• Task brief
State the number of lines where "Output" appears. Add nothing else.

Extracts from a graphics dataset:
---------------

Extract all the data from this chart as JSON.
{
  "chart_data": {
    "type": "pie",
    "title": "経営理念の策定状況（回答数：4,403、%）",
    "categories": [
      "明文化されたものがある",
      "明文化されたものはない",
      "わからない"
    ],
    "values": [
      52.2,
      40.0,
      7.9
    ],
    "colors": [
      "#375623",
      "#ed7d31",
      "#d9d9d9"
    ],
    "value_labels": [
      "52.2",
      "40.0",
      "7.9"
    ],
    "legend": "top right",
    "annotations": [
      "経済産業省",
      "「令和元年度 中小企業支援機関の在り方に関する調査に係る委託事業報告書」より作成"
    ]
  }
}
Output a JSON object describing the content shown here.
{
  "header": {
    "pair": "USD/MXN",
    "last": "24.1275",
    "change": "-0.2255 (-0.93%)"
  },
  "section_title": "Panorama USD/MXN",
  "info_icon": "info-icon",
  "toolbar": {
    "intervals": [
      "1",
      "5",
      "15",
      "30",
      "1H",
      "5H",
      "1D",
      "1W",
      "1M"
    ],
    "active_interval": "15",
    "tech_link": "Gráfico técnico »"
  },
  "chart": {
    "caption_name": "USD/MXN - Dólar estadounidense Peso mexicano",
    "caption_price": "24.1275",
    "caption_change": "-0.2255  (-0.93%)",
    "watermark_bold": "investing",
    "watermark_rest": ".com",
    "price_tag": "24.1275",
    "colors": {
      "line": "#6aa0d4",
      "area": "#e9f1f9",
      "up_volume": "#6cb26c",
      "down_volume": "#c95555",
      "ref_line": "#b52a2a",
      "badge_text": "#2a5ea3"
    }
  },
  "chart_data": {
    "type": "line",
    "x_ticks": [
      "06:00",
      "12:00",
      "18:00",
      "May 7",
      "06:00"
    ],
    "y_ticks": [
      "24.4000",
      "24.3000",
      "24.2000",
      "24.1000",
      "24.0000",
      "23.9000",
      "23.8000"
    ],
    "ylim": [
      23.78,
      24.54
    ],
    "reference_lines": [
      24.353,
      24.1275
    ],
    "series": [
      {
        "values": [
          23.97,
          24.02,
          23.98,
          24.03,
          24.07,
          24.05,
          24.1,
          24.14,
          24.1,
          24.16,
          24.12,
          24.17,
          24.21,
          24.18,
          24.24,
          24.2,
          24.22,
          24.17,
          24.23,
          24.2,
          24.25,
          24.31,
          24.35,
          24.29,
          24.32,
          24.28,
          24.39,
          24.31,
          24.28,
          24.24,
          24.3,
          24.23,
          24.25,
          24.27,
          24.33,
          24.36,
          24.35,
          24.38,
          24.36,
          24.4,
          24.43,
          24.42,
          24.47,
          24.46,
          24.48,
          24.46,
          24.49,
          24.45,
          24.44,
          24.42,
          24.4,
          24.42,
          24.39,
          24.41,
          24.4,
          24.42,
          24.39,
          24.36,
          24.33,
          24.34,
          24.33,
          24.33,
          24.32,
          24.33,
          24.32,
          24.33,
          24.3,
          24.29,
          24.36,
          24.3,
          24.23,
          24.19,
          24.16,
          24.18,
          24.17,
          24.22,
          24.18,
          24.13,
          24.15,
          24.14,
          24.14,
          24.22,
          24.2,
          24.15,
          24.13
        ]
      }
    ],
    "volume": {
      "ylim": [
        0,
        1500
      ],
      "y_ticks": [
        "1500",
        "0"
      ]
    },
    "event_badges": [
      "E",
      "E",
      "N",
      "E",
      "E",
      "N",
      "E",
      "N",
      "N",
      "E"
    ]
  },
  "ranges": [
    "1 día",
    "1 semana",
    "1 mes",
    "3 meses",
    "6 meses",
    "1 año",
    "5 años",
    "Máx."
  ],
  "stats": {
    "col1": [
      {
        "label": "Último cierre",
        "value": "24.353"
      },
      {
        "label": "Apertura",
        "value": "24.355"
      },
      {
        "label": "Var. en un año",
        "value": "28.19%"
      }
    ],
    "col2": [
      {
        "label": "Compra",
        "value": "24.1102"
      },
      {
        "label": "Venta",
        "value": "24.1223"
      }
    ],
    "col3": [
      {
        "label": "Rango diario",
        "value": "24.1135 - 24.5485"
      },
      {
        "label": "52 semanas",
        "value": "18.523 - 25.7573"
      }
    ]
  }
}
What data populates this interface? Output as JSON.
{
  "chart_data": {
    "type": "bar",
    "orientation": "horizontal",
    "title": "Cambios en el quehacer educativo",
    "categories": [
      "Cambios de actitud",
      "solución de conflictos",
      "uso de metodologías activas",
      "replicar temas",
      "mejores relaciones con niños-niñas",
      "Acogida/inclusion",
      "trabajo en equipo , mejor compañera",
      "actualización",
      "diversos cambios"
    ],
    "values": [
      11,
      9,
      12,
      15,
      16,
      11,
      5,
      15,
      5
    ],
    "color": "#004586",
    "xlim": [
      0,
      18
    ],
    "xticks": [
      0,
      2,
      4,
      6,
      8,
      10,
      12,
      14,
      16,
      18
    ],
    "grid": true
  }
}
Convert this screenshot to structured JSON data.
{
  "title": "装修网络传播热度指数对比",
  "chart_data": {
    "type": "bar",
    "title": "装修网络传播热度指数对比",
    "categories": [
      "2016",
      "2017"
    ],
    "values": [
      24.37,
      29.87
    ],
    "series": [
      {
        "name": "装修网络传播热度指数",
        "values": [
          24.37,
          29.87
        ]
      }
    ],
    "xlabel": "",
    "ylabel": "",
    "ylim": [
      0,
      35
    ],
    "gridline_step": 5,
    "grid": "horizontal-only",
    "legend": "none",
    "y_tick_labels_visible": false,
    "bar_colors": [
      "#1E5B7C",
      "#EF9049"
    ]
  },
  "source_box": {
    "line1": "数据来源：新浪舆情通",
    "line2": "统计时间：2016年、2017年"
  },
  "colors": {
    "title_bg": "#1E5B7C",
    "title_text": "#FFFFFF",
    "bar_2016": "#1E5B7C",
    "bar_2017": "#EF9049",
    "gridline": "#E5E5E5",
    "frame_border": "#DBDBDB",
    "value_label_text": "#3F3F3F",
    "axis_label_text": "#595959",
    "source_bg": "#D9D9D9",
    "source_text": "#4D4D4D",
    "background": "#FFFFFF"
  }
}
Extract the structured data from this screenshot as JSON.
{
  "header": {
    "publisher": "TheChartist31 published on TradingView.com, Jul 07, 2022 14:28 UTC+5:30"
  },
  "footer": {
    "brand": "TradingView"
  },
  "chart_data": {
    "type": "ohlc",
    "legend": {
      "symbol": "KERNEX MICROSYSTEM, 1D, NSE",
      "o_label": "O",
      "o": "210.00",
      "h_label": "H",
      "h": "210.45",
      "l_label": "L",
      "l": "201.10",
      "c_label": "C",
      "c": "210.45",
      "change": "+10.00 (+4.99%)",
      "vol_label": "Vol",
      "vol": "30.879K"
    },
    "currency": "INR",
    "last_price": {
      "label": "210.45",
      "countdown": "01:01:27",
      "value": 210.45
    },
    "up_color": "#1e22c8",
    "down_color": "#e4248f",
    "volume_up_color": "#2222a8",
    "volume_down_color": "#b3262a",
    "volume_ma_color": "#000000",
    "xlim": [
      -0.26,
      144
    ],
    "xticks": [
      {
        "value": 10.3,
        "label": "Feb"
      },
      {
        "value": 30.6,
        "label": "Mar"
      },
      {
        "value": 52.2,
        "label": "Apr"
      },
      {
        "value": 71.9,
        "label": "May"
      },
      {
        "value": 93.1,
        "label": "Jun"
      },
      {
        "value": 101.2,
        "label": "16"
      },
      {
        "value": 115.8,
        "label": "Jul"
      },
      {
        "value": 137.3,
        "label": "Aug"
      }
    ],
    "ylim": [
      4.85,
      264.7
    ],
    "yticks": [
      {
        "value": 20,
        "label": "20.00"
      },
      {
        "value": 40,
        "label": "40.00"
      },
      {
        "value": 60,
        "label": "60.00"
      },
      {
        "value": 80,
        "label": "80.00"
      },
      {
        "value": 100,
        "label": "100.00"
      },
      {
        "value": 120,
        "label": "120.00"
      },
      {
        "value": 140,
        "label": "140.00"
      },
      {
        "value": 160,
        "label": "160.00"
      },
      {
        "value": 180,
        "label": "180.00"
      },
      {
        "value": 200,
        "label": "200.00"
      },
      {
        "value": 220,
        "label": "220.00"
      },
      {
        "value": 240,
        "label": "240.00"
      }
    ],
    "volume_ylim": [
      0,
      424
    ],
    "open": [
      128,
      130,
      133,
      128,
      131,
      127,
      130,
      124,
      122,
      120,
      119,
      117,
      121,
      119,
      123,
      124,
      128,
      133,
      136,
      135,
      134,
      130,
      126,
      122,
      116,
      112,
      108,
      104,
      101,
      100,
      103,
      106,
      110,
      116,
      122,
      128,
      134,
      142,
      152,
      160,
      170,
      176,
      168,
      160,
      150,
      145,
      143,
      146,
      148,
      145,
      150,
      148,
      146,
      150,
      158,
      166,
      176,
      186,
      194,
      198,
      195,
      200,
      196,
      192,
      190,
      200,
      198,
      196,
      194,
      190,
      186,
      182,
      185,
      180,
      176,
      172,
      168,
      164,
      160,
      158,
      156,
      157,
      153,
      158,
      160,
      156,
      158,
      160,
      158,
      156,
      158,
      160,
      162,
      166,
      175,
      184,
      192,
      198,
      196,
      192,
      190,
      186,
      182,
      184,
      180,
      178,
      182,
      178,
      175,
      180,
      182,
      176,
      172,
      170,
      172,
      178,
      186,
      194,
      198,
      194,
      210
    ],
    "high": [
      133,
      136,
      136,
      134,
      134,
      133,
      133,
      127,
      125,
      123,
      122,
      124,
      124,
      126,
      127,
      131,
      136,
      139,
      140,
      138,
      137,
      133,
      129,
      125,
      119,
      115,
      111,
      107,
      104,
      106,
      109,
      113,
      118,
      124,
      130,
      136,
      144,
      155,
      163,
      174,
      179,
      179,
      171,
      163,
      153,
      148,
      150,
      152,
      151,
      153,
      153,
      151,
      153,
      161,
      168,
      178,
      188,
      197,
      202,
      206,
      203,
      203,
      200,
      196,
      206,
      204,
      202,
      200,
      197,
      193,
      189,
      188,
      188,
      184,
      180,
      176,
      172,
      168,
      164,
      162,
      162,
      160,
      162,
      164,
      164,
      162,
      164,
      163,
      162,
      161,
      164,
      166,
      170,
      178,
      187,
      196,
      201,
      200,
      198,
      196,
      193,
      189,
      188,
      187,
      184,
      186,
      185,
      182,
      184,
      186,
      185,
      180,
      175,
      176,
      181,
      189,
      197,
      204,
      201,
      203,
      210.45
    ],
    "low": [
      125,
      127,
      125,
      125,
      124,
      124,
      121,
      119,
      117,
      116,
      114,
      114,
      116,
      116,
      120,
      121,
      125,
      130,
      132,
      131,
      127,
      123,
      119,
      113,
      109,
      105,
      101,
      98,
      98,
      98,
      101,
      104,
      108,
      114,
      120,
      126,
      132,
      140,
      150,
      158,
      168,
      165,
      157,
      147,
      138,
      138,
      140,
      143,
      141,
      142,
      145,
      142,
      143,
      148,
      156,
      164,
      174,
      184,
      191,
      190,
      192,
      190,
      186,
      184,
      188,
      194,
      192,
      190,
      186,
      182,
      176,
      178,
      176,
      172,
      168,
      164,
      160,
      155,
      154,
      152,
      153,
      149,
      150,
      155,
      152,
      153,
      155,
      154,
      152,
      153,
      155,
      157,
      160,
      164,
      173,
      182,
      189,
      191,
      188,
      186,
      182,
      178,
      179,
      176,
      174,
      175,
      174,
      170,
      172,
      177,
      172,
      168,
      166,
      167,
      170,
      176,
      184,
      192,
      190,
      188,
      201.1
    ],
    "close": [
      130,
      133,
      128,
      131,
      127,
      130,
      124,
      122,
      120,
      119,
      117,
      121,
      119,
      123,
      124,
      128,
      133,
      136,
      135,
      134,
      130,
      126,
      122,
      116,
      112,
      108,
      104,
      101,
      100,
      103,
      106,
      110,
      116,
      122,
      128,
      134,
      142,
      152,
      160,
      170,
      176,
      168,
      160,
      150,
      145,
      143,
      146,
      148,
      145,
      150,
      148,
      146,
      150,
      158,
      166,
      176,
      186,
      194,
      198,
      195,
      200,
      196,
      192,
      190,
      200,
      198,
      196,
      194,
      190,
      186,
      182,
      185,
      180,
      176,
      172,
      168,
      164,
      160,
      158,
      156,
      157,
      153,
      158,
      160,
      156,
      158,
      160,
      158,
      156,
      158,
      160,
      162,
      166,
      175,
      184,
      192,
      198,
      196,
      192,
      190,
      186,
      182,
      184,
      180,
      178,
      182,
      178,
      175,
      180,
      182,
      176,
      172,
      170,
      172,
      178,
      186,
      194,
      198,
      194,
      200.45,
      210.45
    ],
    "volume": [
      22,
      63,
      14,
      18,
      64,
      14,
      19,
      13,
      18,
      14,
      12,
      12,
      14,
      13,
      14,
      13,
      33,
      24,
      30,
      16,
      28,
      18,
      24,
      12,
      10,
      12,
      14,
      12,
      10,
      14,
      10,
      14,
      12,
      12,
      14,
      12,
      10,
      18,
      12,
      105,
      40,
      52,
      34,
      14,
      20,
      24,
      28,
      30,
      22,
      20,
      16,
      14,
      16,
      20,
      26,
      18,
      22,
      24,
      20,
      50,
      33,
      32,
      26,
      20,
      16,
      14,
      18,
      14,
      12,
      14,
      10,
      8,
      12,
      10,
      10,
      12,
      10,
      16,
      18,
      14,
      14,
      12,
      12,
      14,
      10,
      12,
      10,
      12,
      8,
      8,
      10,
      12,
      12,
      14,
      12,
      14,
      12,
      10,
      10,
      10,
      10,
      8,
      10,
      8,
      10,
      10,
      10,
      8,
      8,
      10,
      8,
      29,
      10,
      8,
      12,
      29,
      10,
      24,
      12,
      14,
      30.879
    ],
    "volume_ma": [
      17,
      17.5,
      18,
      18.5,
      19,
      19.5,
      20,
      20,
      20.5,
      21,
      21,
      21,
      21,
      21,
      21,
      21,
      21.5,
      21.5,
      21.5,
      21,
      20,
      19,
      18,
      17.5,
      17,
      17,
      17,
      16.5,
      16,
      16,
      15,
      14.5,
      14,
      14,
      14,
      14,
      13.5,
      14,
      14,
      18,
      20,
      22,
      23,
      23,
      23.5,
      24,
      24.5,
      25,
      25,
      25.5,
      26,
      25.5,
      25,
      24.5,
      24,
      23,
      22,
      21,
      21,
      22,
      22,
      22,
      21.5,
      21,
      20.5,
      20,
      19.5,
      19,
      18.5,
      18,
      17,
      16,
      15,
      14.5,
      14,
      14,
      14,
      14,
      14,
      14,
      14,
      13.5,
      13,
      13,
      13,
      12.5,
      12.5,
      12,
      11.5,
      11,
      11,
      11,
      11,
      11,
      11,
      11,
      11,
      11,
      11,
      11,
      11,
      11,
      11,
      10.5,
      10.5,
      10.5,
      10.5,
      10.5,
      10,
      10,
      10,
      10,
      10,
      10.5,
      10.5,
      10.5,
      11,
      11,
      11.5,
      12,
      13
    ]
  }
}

---------------

• Exercise solution
2